## EXTRACT TO READ
***
The sun was out last week so the best thing to do was go for a bike ride with people you’ve never met before on a route that has only just been completed!

La Flow Vélo is one of France’s newest bike routes that links tiny, car free Ile d’Aix to Thiviers nestled deep in the Dordogne.  It skirts along the meandering Charente river through the sleepy towns of Saintes, Cognac and Angouleme before heading south east through the Perigord to its final destination.

Quite why it was decided to link these two destinations together is anyone’s guess but apparently it required a Herculean effort to get the tourist offices and agencies of three separate départements to work closely together and for that we should be truly grateful as the result is a clearly signposted route through the backroads and paths of this lovely part of South Western France.

Having met Lyn and her good friend Nicole at the tourist office in Fouras, with some trepidation we set off to explore this uncharted territory.
***
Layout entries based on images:
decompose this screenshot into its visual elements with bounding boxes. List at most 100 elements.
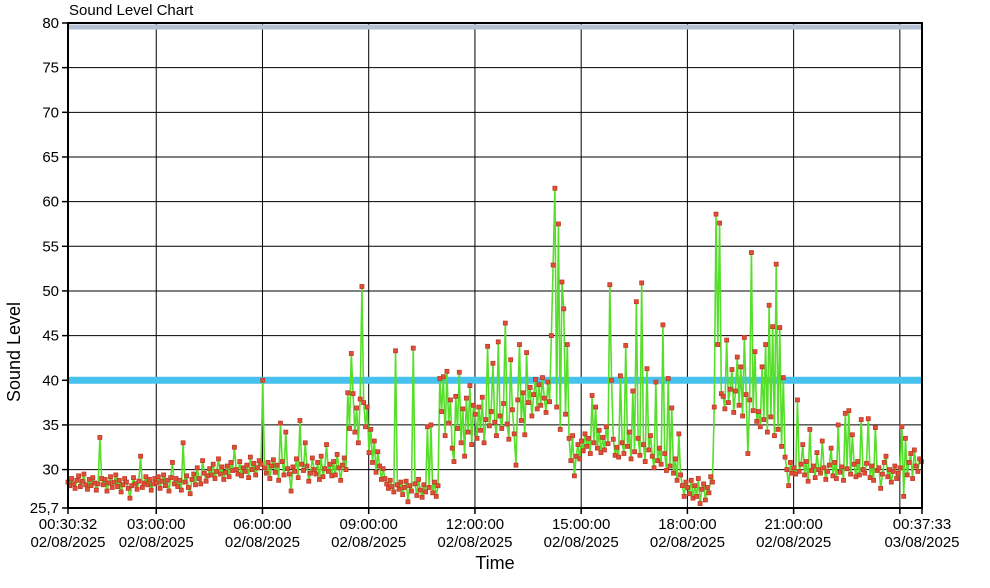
data-marker (102, 477, 108, 482)
data-marker (203, 478, 209, 484)
data-marker (471, 402, 476, 408)
data-marker (525, 400, 531, 406)
data-marker (871, 477, 876, 483)
x-tick-time-label: 15:00:00 (552, 516, 610, 533)
data-marker (472, 411, 478, 417)
data-marker (764, 429, 770, 435)
data-marker (336, 465, 342, 471)
data-marker (265, 460, 271, 465)
data-marker (212, 476, 218, 481)
data-marker (201, 470, 207, 476)
data-marker (791, 465, 797, 471)
x-tick-time-label: 21:00:00 (764, 516, 822, 533)
data-marker (660, 322, 666, 328)
data-marker (814, 450, 820, 456)
data-marker (548, 333, 554, 339)
y-tick-label: 60 (42, 194, 59, 211)
data-marker (639, 280, 645, 286)
data-marker (281, 472, 287, 478)
data-marker (527, 385, 533, 390)
data-marker (377, 463, 383, 469)
data-marker (674, 477, 680, 483)
data-marker (439, 409, 444, 414)
data-marker (228, 460, 234, 465)
x-tick-date-label: 02/08/2025 (437, 534, 512, 551)
data-marker (363, 424, 368, 430)
data-marker (722, 406, 728, 412)
data-marker (70, 481, 76, 487)
data-marker (520, 390, 526, 396)
data-marker (279, 459, 285, 464)
data-marker (293, 456, 299, 462)
data-marker (283, 429, 289, 435)
data-marker (88, 483, 94, 489)
data-marker (724, 337, 730, 343)
data-marker (913, 463, 919, 469)
data-marker (703, 497, 708, 503)
data-marker (341, 455, 347, 461)
data-marker (793, 471, 799, 477)
data-marker (488, 409, 494, 414)
y-tick-label: 25,7 (30, 500, 59, 517)
data-marker (844, 466, 850, 472)
x-tick-time-label: 18:00:00 (658, 516, 716, 533)
data-marker (180, 440, 186, 446)
data-marker (485, 343, 491, 349)
data-marker (561, 306, 567, 312)
data-marker (357, 396, 363, 402)
data-marker (895, 470, 901, 476)
data-marker (642, 459, 648, 464)
data-marker (157, 485, 163, 491)
data-marker (915, 468, 921, 474)
data-marker (232, 444, 237, 450)
data-marker (371, 438, 377, 444)
data-marker (809, 468, 815, 473)
data-marker (872, 425, 878, 431)
data-marker (779, 443, 784, 449)
data-marker (382, 476, 388, 481)
data-marker (260, 377, 266, 383)
data-marker (262, 465, 267, 471)
data-marker (798, 461, 804, 467)
data-marker (193, 482, 198, 488)
data-marker (598, 450, 604, 456)
data-marker (667, 463, 673, 469)
data-marker (787, 460, 793, 465)
data-marker (396, 486, 402, 492)
data-marker (513, 462, 519, 468)
data-marker (812, 475, 818, 481)
data-marker (354, 405, 360, 411)
data-marker (720, 393, 726, 399)
x-tick-date-label: 02/08/2025 (544, 534, 619, 551)
data-marker (416, 477, 421, 482)
data-marker (462, 453, 468, 459)
data-marker (380, 466, 386, 472)
data-marker (518, 418, 524, 423)
data-marker (557, 426, 563, 432)
data-marker (864, 460, 869, 466)
data-marker (340, 462, 345, 468)
data-marker (366, 450, 372, 456)
data-marker (745, 451, 751, 456)
data-marker (331, 459, 336, 464)
data-marker (320, 474, 326, 480)
data-marker (625, 443, 630, 449)
data-marker (343, 467, 349, 472)
data-marker (568, 458, 574, 464)
data-marker (414, 493, 420, 498)
data-marker (194, 465, 200, 471)
data-marker (325, 468, 331, 474)
data-marker (162, 483, 168, 489)
data-marker (623, 343, 629, 348)
data-marker (435, 483, 441, 489)
data-marker (187, 491, 193, 497)
data-marker (901, 493, 907, 499)
data-marker (455, 426, 460, 431)
data-marker (224, 463, 230, 469)
data-marker (580, 448, 586, 454)
data-marker (835, 422, 841, 428)
x-tick-time-label: 06:00:00 (233, 516, 291, 533)
data-marker (515, 397, 521, 403)
data-marker (302, 440, 308, 446)
data-marker (885, 474, 891, 480)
***
## EXERCISE SET
a: Retype the whole piece about the La Flow Vélo bike ride word for word, with nothing changed.
b: Echo every line of the entries from the one containing "data-marker (102, 477, 108, 482)" down to the one containing "data-marker (265, 460, 271, 465)", both included, and give nothing else.
The bike ride text and the entries have nothing to do with each other.

## RESPONSES PER TASK
a:
The sun was out last week so the best thing to do was go for a bike ride with people you’ve never met before on a route that has only just been completed!

La Flow Vélo is one of France’s newest bike routes that links tiny, car free Ile d’Aix to Thiviers nestled deep in the Dordogne.  It skirts along the meandering Charente river through the sleepy towns of Saintes, Cognac and Angouleme before heading south east through the Perigord to its final destination.

Quite why it was decided to link these two destinations together is anyone’s guess but apparently it required a Herculean effort to get the tourist offices and agencies of three separate départements to work closely together and for that we should be truly grateful as the result is a clearly signposted route through the backroads and paths of this lovely part of South Western France.

Having met Lyn and her good friend Nicole at the tourist office in Fouras, with some trepidation we set off to explore this uncharted territory.

b:
data-marker (102, 477, 108, 482)
data-marker (203, 478, 209, 484)
data-marker (471, 402, 476, 408)
data-marker (525, 400, 531, 406)
data-marker (871, 477, 876, 483)
x-tick-time-label: 15:00:00 (552, 516, 610, 533)
data-marker (472, 411, 478, 417)
data-marker (764, 429, 770, 435)
data-marker (336, 465, 342, 471)
data-marker (265, 460, 271, 465)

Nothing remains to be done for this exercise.